- _DATA ROWS_:
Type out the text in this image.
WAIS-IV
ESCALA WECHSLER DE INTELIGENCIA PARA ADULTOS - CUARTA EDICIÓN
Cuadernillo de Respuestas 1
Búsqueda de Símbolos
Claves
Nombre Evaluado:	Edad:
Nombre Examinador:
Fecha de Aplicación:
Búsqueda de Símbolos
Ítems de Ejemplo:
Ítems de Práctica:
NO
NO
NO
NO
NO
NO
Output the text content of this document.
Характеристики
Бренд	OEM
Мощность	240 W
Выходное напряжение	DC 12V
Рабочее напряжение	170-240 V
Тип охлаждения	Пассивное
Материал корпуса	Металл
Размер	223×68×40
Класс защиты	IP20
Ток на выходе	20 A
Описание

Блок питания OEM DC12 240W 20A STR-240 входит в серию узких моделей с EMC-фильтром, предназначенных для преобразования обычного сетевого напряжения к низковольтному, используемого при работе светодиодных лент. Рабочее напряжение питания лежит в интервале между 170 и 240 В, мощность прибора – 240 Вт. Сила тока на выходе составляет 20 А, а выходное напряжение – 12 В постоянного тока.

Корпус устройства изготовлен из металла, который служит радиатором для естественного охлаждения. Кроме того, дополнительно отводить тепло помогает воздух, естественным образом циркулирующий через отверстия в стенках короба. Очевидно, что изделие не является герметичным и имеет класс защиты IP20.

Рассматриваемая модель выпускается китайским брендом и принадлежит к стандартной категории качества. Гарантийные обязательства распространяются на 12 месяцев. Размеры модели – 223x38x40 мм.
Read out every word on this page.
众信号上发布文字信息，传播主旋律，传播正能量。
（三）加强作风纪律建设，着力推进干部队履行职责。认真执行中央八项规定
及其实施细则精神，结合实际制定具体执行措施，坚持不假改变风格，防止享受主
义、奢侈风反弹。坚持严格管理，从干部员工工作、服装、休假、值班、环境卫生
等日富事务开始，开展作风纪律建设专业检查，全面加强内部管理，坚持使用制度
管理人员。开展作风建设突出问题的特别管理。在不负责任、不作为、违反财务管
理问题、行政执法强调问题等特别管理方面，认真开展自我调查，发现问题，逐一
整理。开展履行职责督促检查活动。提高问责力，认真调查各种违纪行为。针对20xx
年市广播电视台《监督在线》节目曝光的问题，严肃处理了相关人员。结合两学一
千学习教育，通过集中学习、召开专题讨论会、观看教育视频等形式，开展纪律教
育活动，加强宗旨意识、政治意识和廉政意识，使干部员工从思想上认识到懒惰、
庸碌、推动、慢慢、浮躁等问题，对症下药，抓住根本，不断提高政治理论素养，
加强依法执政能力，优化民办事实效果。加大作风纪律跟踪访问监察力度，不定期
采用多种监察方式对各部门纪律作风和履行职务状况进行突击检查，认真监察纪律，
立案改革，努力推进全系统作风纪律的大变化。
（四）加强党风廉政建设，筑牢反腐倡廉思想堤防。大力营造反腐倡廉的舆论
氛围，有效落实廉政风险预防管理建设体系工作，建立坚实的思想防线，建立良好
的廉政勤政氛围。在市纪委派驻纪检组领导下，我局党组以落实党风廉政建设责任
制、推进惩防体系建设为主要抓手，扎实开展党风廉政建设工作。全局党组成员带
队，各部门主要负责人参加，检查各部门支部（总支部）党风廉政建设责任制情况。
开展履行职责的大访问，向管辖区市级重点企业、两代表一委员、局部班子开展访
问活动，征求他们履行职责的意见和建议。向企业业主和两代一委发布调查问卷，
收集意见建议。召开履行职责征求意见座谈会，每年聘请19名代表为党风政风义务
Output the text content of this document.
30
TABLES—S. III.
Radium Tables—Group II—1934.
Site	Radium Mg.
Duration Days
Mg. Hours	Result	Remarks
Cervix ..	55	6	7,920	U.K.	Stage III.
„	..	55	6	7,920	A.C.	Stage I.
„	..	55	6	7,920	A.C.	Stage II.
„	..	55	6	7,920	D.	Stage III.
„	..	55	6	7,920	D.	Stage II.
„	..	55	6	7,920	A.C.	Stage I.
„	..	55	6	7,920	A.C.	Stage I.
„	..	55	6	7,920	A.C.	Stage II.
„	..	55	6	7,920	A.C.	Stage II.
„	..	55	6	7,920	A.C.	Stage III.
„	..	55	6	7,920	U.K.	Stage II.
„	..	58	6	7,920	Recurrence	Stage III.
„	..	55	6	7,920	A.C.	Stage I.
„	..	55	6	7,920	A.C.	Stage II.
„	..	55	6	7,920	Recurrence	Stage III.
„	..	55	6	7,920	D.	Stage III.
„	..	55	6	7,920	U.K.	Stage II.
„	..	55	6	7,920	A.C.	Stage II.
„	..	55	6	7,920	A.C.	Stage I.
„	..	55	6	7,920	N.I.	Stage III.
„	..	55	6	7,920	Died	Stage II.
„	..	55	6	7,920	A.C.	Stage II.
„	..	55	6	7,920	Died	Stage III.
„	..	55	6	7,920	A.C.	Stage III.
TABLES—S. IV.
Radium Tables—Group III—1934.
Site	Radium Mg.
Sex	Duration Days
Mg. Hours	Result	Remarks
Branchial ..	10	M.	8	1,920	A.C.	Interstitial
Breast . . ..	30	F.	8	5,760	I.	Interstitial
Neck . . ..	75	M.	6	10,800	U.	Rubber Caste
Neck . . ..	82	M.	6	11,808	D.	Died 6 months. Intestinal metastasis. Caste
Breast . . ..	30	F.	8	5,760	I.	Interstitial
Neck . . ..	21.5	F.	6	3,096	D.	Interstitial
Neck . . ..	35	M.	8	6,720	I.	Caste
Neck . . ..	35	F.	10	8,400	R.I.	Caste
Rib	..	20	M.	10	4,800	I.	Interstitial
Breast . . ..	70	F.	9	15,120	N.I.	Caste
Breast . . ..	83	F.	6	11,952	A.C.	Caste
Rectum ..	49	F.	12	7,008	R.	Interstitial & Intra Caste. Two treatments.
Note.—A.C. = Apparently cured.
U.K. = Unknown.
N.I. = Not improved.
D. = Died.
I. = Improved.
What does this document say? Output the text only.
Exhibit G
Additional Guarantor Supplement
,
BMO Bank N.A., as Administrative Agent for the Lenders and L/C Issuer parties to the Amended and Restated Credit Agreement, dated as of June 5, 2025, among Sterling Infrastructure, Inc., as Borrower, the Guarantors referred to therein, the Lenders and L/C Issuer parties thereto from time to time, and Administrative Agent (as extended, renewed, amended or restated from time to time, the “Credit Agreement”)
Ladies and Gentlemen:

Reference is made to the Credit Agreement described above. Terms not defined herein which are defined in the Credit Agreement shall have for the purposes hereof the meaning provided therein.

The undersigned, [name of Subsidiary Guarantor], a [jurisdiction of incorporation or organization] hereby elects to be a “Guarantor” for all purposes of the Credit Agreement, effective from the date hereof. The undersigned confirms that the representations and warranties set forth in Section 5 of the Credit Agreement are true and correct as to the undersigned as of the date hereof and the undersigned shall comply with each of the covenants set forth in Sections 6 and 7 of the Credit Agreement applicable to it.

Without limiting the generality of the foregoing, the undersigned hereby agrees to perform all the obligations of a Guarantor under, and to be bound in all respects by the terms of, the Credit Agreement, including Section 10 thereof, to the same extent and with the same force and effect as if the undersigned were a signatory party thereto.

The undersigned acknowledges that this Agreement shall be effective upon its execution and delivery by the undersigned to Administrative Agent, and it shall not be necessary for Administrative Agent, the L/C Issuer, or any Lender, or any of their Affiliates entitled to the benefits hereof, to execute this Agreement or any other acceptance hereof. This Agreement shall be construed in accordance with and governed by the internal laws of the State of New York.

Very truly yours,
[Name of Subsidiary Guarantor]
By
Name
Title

- _WRITTEN REQUEST_: Write out every line of the records exactly.

- _SOLVED PROBLEM_:
Type out the text in this image.
WAIS-IV
ESCALA WECHSLER DE INTELIGENCIA PARA ADULTOS - CUARTA EDICIÓN
Cuadernillo de Respuestas 1
Búsqueda de Símbolos
Claves
Nombre Evaluado:	Edad:
Nombre Examinador:
Fecha de Aplicación:
Búsqueda de Símbolos
Ítems de Ejemplo:
Ítems de Práctica:
NO
NO
NO
NO
NO
NO
Output the text content of this document.
Характеристики
Бренд	OEM
Мощность	240 W
Выходное напряжение	DC 12V
Рабочее напряжение	170-240 V
Тип охлаждения	Пассивное
Материал корпуса	Металл
Размер	223×68×40
Класс защиты	IP20
Ток на выходе	20 A
Описание

Блок питания OEM DC12 240W 20A STR-240 входит в серию узких моделей с EMC-фильтром, предназначенных для преобразования обычного сетевого напряжения к низковольтному, используемого при работе светодиодных лент. Рабочее напряжение питания лежит в интервале между 170 и 240 В, мощность прибора – 240 Вт. Сила тока на выходе составляет 20 А, а выходное напряжение – 12 В постоянного тока.

Корпус устройства изготовлен из металла, который служит радиатором для естественного охлаждения. Кроме того, дополнительно отводить тепло помогает воздух, естественным образом циркулирующий через отверстия в стенках короба. Очевидно, что изделие не является герметичным и имеет класс защиты IP20.

Рассматриваемая модель выпускается китайским брендом и принадлежит к стандартной категории качества. Гарантийные обязательства распространяются на 12 месяцев. Размеры модели – 223x38x40 мм.
Read out every word on this page.
众信号上发布文字信息，传播主旋律，传播正能量。
（三）加强作风纪律建设，着力推进干部队履行职责。认真执行中央八项规定
及其实施细则精神，结合实际制定具体执行措施，坚持不假改变风格，防止享受主
义、奢侈风反弹。坚持严格管理，从干部员工工作、服装、休假、值班、环境卫生
等日富事务开始，开展作风纪律建设专业检查，全面加强内部管理，坚持使用制度
管理人员。开展作风建设突出问题的特别管理。在不负责任、不作为、违反财务管
理问题、行政执法强调问题等特别管理方面，认真开展自我调查，发现问题，逐一
整理。开展履行职责督促检查活动。提高问责力，认真调查各种违纪行为。针对20xx
年市广播电视台《监督在线》节目曝光的问题，严肃处理了相关人员。结合两学一
千学习教育，通过集中学习、召开专题讨论会、观看教育视频等形式，开展纪律教
育活动，加强宗旨意识、政治意识和廉政意识，使干部员工从思想上认识到懒惰、
庸碌、推动、慢慢、浮躁等问题，对症下药，抓住根本，不断提高政治理论素养，
加强依法执政能力，优化民办事实效果。加大作风纪律跟踪访问监察力度，不定期
采用多种监察方式对各部门纪律作风和履行职务状况进行突击检查，认真监察纪律，
立案改革，努力推进全系统作风纪律的大变化。
（四）加强党风廉政建设，筑牢反腐倡廉思想堤防。大力营造反腐倡廉的舆论
氛围，有效落实廉政风险预防管理建设体系工作，建立坚实的思想防线，建立良好
的廉政勤政氛围。在市纪委派驻纪检组领导下，我局党组以落实党风廉政建设责任
制、推进惩防体系建设为主要抓手，扎实开展党风廉政建设工作。全局党组成员带
队，各部门主要负责人参加，检查各部门支部（总支部）党风廉政建设责任制情况。
开展履行职责的大访问，向管辖区市级重点企业、两代表一委员、局部班子开展访
问活动，征求他们履行职责的意见和建议。向企业业主和两代一委发布调查问卷，
收集意见建议。召开履行职责征求意见座谈会，每年聘请19名代表为党风政风义务
Output the text content of this document.
30
TABLES—S. III.
Radium Tables—Group II—1934.
Site	Radium Mg.
Duration Days
Mg. Hours	Result	Remarks
Cervix ..	55	6	7,920	U.K.	Stage III.
„	..	55	6	7,920	A.C.	Stage I.
„	..	55	6	7,920	A.C.	Stage II.
„	..	55	6	7,920	D.	Stage III.
„	..	55	6	7,920	D.	Stage II.
„	..	55	6	7,920	A.C.	Stage I.
„	..	55	6	7,920	A.C.	Stage I.
„	..	55	6	7,920	A.C.	Stage II.
„	..	55	6	7,920	A.C.	Stage II.
„	..	55	6	7,920	A.C.	Stage III.
„	..	55	6	7,920	U.K.	Stage II.
„	..	58	6	7,920	Recurrence	Stage III.
„	..	55	6	7,920	A.C.	Stage I.
„	..	55	6	7,920	A.C.	Stage II.
„	..	55	6	7,920	Recurrence	Stage III.
„	..	55	6	7,920	D.	Stage III.
„	..	55	6	7,920	U.K.	Stage II.
„	..	55	6	7,920	A.C.	Stage II.
„	..	55	6	7,920	A.C.	Stage I.
„	..	55	6	7,920	N.I.	Stage III.
„	..	55	6	7,920	Died	Stage II.
„	..	55	6	7,920	A.C.	Stage II.
„	..	55	6	7,920	Died	Stage III.
„	..	55	6	7,920	A.C.	Stage III.
TABLES—S. IV.
Radium Tables—Group III—1934.
Site	Radium Mg.
Sex	Duration Days
Mg. Hours	Result	Remarks
Branchial ..	10	M.	8	1,920	A.C.	Interstitial
Breast . . ..	30	F.	8	5,760	I.	Interstitial
Neck . . ..	75	M.	6	10,800	U.	Rubber Caste
Neck . . ..	82	M.	6	11,808	D.	Died 6 months. Intestinal metastasis. Caste
Breast . . ..	30	F.	8	5,760	I.	Interstitial
Neck . . ..	21.5	F.	6	3,096	D.	Interstitial
Neck . . ..	35	M.	8	6,720	I.	Caste
Neck . . ..	35	F.	10	8,400	R.I.	Caste
Rib	..	20	M.	10	4,800	I.	Interstitial
Breast . . ..	70	F.	9	15,120	N.I.	Caste
Breast . . ..	83	F.	6	11,952	A.C.	Caste
Rectum ..	49	F.	12	7,008	R.	Interstitial & Intra Caste. Two treatments.
Note.—A.C. = Apparently cured.
U.K. = Unknown.
N.I. = Not improved.
D. = Died.
I. = Improved.
What does this document say? Output the text only.
Exhibit G
Additional Guarantor Supplement
,
BMO Bank N.A., as Administrative Agent for the Lenders and L/C Issuer parties to the Amended and Restated Credit Agreement, dated as of June 5, 2025, among Sterling Infrastructure, Inc., as Borrower, the Guarantors referred to therein, the Lenders and L/C Issuer parties thereto from time to time, and Administrative Agent (as extended, renewed, amended or restated from time to time, the “Credit Agreement”)
Ladies and Gentlemen:

Reference is made to the Credit Agreement described above. Terms not defined herein which are defined in the Credit Agreement shall have for the purposes hereof the meaning provided therein.

The undersigned, [name of Subsidiary Guarantor], a [jurisdiction of incorporation or organization] hereby elects to be a “Guarantor” for all purposes of the Credit Agreement, effective from the date hereof. The undersigned confirms that the representations and warranties set forth in Section 5 of the Credit Agreement are true and correct as to the undersigned as of the date hereof and the undersigned shall comply with each of the covenants set forth in Sections 6 and 7 of the Credit Agreement applicable to it.

Without limiting the generality of the foregoing, the undersigned hereby agrees to perform all the obligations of a Guarantor under, and to be bound in all respects by the terms of, the Credit Agreement, including Section 10 thereof, to the same extent and with the same force and effect as if the undersigned were a signatory party thereto.

The undersigned acknowledges that this Agreement shall be effective upon its execution and delivery by the undersigned to Administrative Agent, and it shall not be necessary for Administrative Agent, the L/C Issuer, or any Lender, or any of their Affiliates entitled to the benefits hereof, to execute this Agreement or any other acceptance hereof. This Agreement shall be construed in accordance with and governed by the internal laws of the State of New York.

Very truly yours,
[Name of Subsidiary Guarantor]
By
Name
Title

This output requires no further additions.